== Objective 1 ==
Answer these questions about the commentary on new chapters:
(a) What does the caption say the student faces?
(b) What does the commentary call the most daunting transformation of all?
(c) What must every Senior complete in order to graduate?
== Objective 2 ==
Write out everything in the commentary on new chapters from "Students especially understand" down to "transformation of all.", substituting "timetable" for each "schedule".

--- Begin Given passage ---

Commentary on New Chapters

A student faces the common fear of registering for future classes online. (Freepik)

Life becomes a continuous cycle of new beginnings, dramatic entrances, and bittersweet endings. 

From the start of a new season to the end of a month, people have been dramatically synthesized to the understanding of shiny new chapters. 

Students especially understand the shifting dynamic of cycles, the school schedule like clock work for most. 

Every hour, a new subject. Every day, a new lesson. Every week, a new chapter. Every month, a new unit. Every year, a new grade. 

New teachers, electives, sports, dances, concerts, performances, and opportunities. 

Day in and day out, students across the globe are expected to take up the hefty load of schedule changes and manage time within the school environment. 

And while most are comfortable with the swift changes, operating on the signal of a chiming bell, picking a new schedule for the next school year has proven to be the most daunting transformation of all. 

It is common knowledge for all students, especially at LOHS, that GED requirements are not suggestions. 

In order to graduate, every Senior must complete a specialized amount of time in each subject area. Adding on another layer, LOHS counselors and administration offer more recommendations that aim to better students’ chances in getting into universities across the nation.

--- End Given passage ---
--- Begin Data shown ---

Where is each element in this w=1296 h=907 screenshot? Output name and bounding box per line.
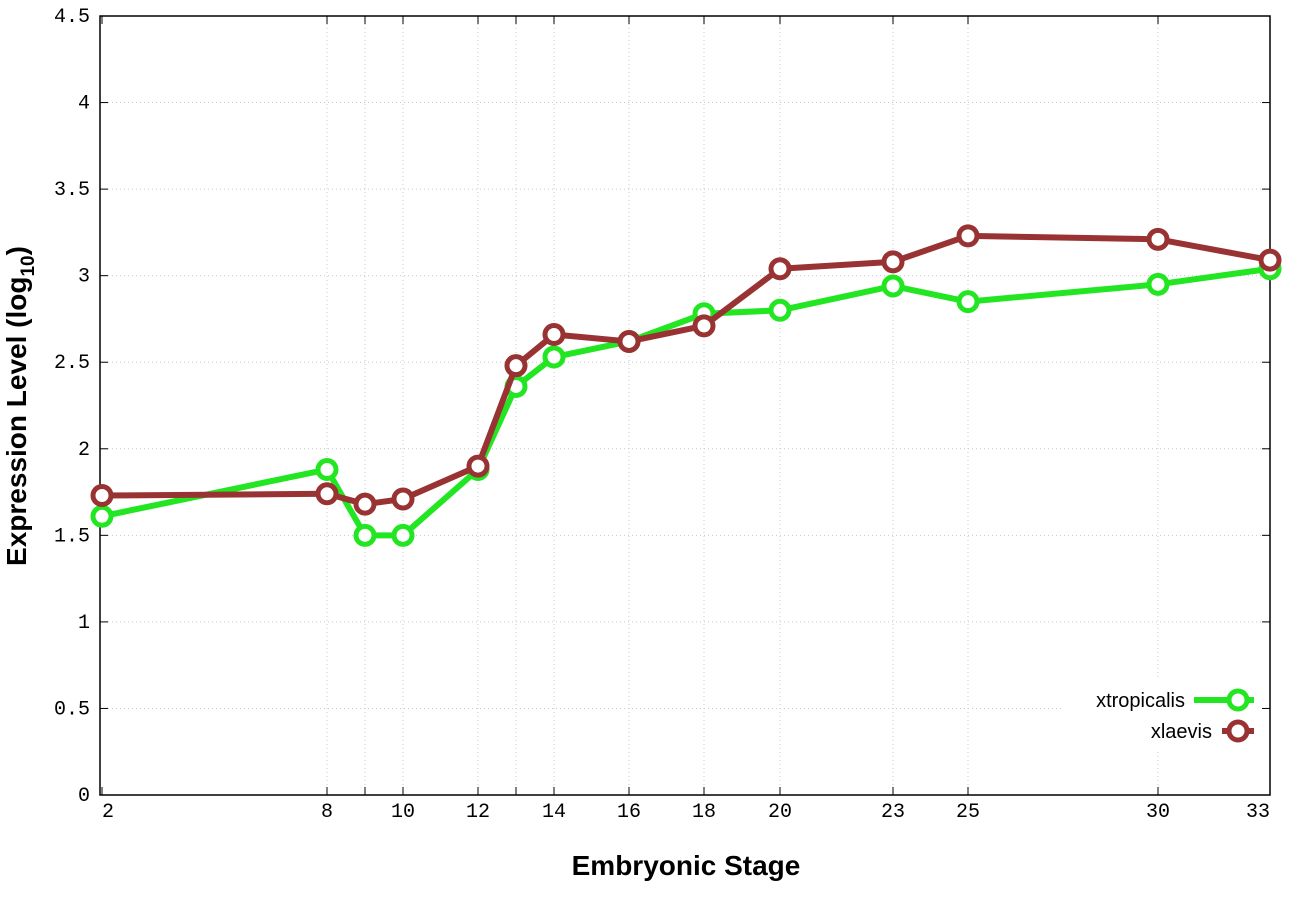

--- End Data shown ---

== Full response 1 ==
(a) The common fear of registering for future classes online.
(b) Picking a new schedule for the next school year.
(c) A specialized amount of time in each subject area.

== Full response 2 ==
Students especially understand the shifting dynamic of cycles, the school timetable like clock work for most. 

Every hour, a new subject. Every day, a new lesson. Every week, a new chapter. Every month, a new unit. Every year, a new grade. 

New teachers, electives, sports, dances, concerts, performances, and opportunities. 

Day in and day out, students across the globe are expected to take up the hefty load of timetable changes and manage time within the school environment. 

And while most are comfortable with the swift changes, operating on the signal of a chiming bell, picking a new timetable for the next school year has proven to be the most daunting transformation of all.